Extract the whole listing as it stands. Do not include the pictures.

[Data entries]
# # # #

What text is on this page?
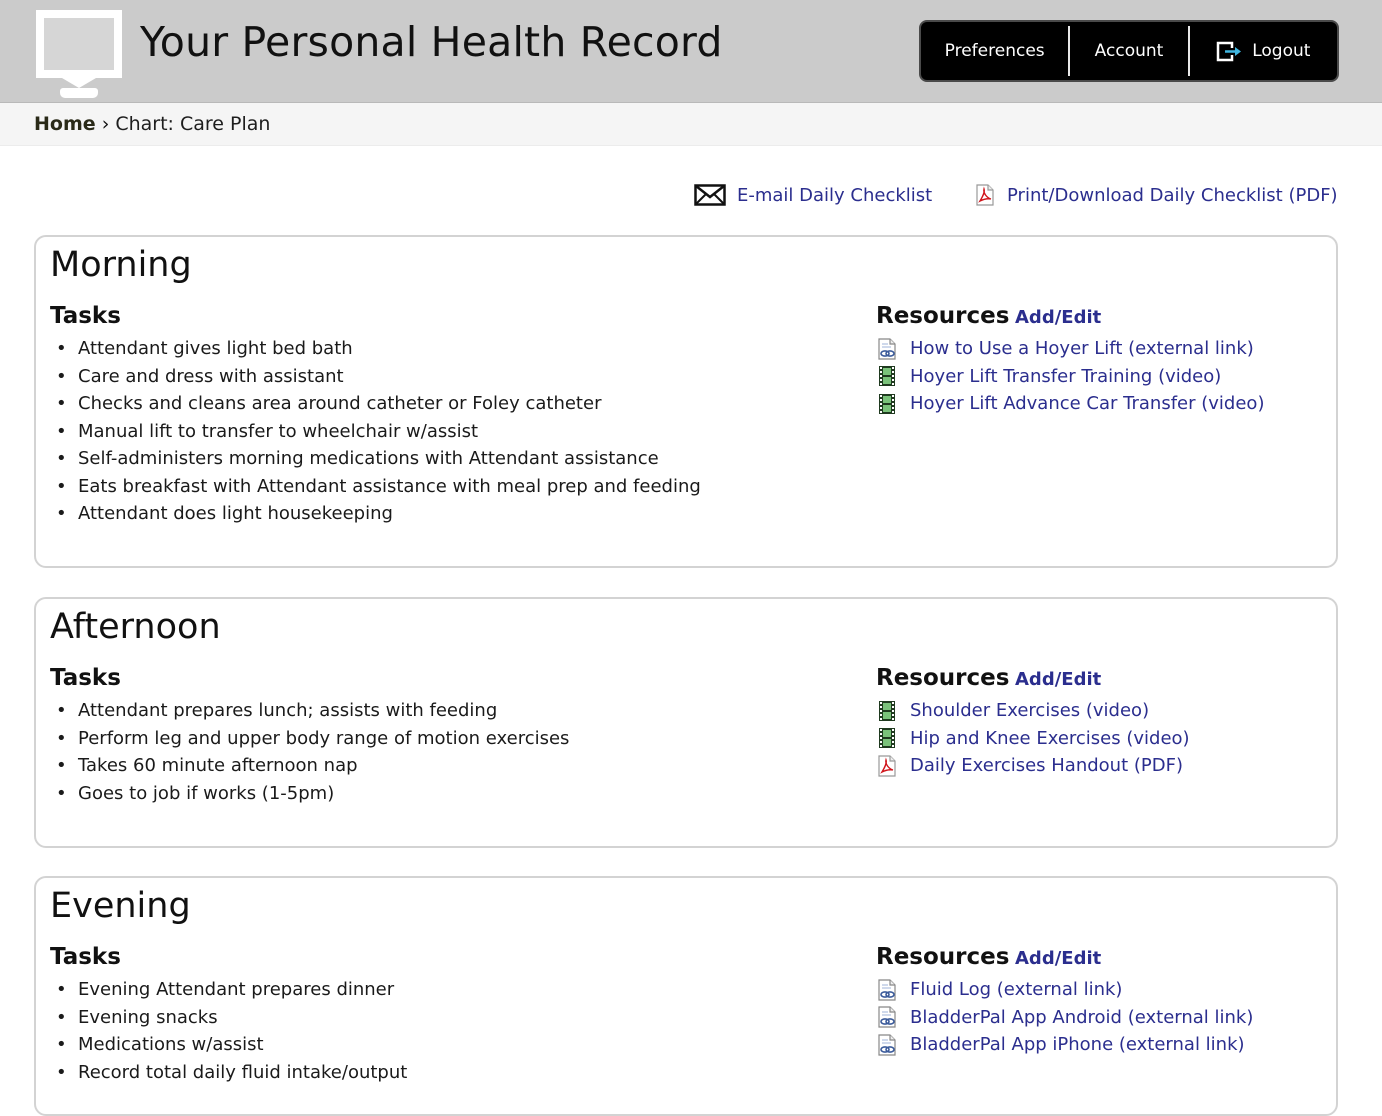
Your Personal Health Record	Preferences	Account	Logout
Home › Chart: Care Plan
E-mail Daily Checklist	Print/Download Daily Checklist (PDF)
Morning
Tasks
• Attendant gives light bed bath
• Care and dress with assistant
• Checks and cleans area around catheter or Foley catheter
• Manual lift to transfer to wheelchair w/assist
• Self-administers morning medications with Attendant assistance
• Eats breakfast with Attendant assistance with meal prep and feeding
• Attendant does light housekeeping
Resources Add/Edit
How to Use a Hoyer Lift (external link)
Hoyer Lift Transfer Training (video)
Hoyer Lift Advance Car Transfer (video)
Afternoon
Tasks
• Attendant prepares lunch; assists with feeding
• Perform leg and upper body range of motion exercises
• Takes 60 minute afternoon nap
• Goes to job if works (1-5pm)
Resources Add/Edit
Shoulder Exercises (video)
Hip and Knee Exercises (video)
Daily Exercises Handout (PDF)
Evening
Tasks
• Evening Attendant prepares dinner
• Evening snacks
• Medications w/assist
• Record total daily fluid intake/output
Resources Add/Edit
Fluid Log (external link)
BladderPal App Android (external link)
BladderPal App iPhone (external link)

# # # #

» **RESULT**:
What text is on this page?
Your Personal Health Record	Preferences	Account	Logout
Home › Chart: Care Plan
E-mail Daily Checklist	Print/Download Daily Checklist (PDF)
Morning
Tasks
• Attendant gives light bed bath
• Care and dress with assistant
• Checks and cleans area around catheter or Foley catheter
• Manual lift to transfer to wheelchair w/assist
• Self-administers morning medications with Attendant assistance
• Eats breakfast with Attendant assistance with meal prep and feeding
• Attendant does light housekeeping
Resources Add/Edit
How to Use a Hoyer Lift (external link)
Hoyer Lift Transfer Training (video)
Hoyer Lift Advance Car Transfer (video)
Afternoon
Tasks
• Attendant prepares lunch; assists with feeding
• Perform leg and upper body range of motion exercises
• Takes 60 minute afternoon nap
• Goes to job if works (1-5pm)
Resources Add/Edit
Shoulder Exercises (video)
Hip and Knee Exercises (video)
Daily Exercises Handout (PDF)
Evening
Tasks
• Evening Attendant prepares dinner
• Evening snacks
• Medications w/assist
• Record total daily fluid intake/output
Resources Add/Edit
Fluid Log (external link)
BladderPal App Android (external link)
BladderPal App iPhone (external link)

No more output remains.